_EXERCISE DIRECTIONS_. With the pictures left out, copy the listing below exactly.

_MATERIAL PROVIDED_.
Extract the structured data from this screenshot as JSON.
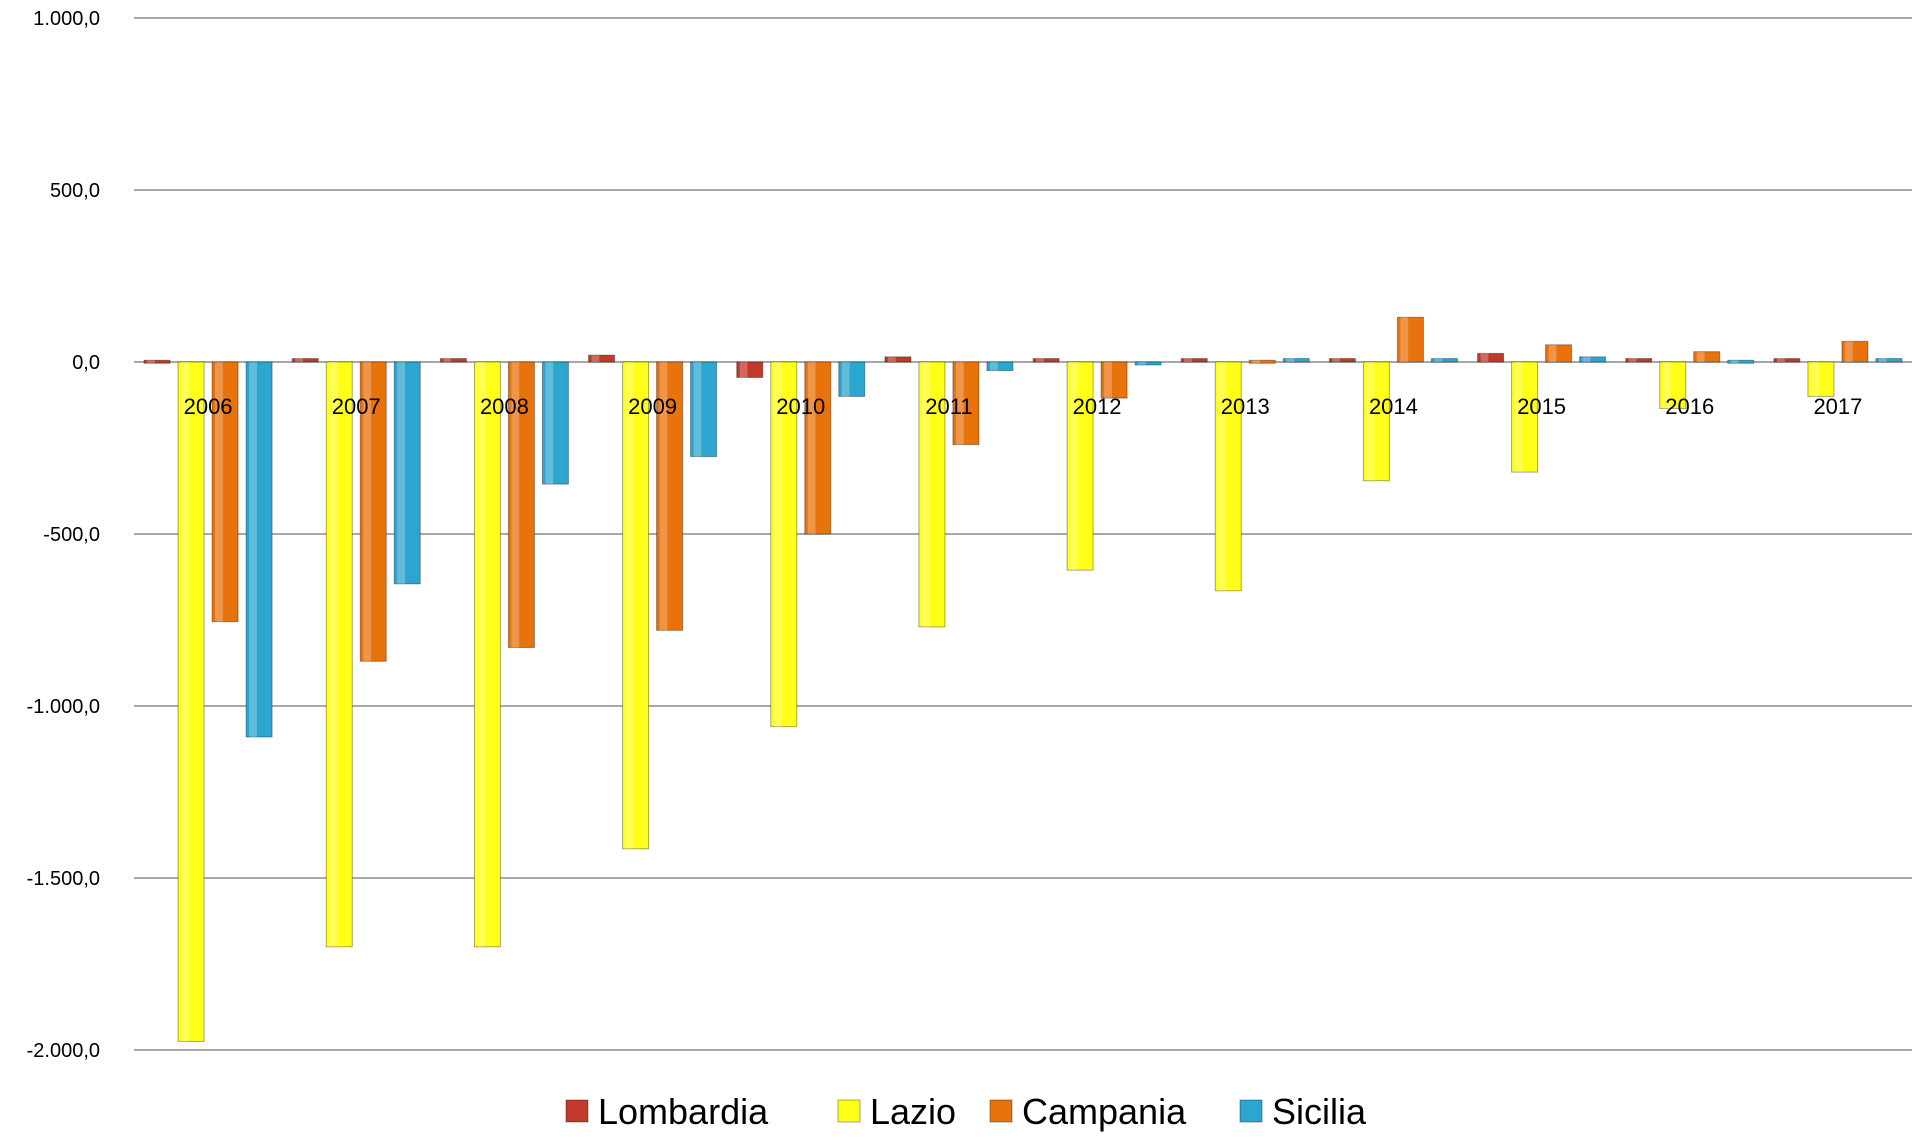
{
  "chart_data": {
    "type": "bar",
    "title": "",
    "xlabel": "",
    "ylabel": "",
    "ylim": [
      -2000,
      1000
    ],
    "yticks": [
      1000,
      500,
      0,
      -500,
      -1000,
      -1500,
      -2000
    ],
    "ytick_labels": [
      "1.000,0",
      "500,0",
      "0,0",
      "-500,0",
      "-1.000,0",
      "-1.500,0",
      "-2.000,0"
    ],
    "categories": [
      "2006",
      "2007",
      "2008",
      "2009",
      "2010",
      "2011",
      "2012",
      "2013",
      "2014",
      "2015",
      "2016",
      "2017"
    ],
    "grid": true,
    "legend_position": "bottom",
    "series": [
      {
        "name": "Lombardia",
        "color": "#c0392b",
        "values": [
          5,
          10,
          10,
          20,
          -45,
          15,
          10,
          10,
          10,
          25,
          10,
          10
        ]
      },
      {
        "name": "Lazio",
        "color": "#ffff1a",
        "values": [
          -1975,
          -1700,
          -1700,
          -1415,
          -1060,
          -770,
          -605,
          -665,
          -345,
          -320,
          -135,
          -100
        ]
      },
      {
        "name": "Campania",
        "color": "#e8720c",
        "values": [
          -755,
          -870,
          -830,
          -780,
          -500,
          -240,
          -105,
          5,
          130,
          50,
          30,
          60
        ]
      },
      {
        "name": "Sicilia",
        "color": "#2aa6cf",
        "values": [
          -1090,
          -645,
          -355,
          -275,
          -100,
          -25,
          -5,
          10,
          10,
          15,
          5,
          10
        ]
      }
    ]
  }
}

_FULL OUTPUT_.
Extract the structured data from this screenshot as JSON.
{
  "chart_data": {
    "type": "bar",
    "title": "",
    "xlabel": "",
    "ylabel": "",
    "ylim": [
      -2000,
      1000
    ],
    "yticks": [
      1000,
      500,
      0,
      -500,
      -1000,
      -1500,
      -2000
    ],
    "ytick_labels": [
      "1.000,0",
      "500,0",
      "0,0",
      "-500,0",
      "-1.000,0",
      "-1.500,0",
      "-2.000,0"
    ],
    "categories": [
      "2006",
      "2007",
      "2008",
      "2009",
      "2010",
      "2011",
      "2012",
      "2013",
      "2014",
      "2015",
      "2016",
      "2017"
    ],
    "grid": true,
    "legend_position": "bottom",
    "series": [
      {
        "name": "Lombardia",
        "color": "#c0392b",
        "values": [
          5,
          10,
          10,
          20,
          -45,
          15,
          10,
          10,
          10,
          25,
          10,
          10
        ]
      },
      {
        "name": "Lazio",
        "color": "#ffff1a",
        "values": [
          -1975,
          -1700,
          -1700,
          -1415,
          -1060,
          -770,
          -605,
          -665,
          -345,
          -320,
          -135,
          -100
        ]
      },
      {
        "name": "Campania",
        "color": "#e8720c",
        "values": [
          -755,
          -870,
          -830,
          -780,
          -500,
          -240,
          -105,
          5,
          130,
          50,
          30,
          60
        ]
      },
      {
        "name": "Sicilia",
        "color": "#2aa6cf",
        "values": [
          -1090,
          -645,
          -355,
          -275,
          -100,
          -25,
          -5,
          10,
          10,
          15,
          5,
          10
        ]
      }
    ]
  }
}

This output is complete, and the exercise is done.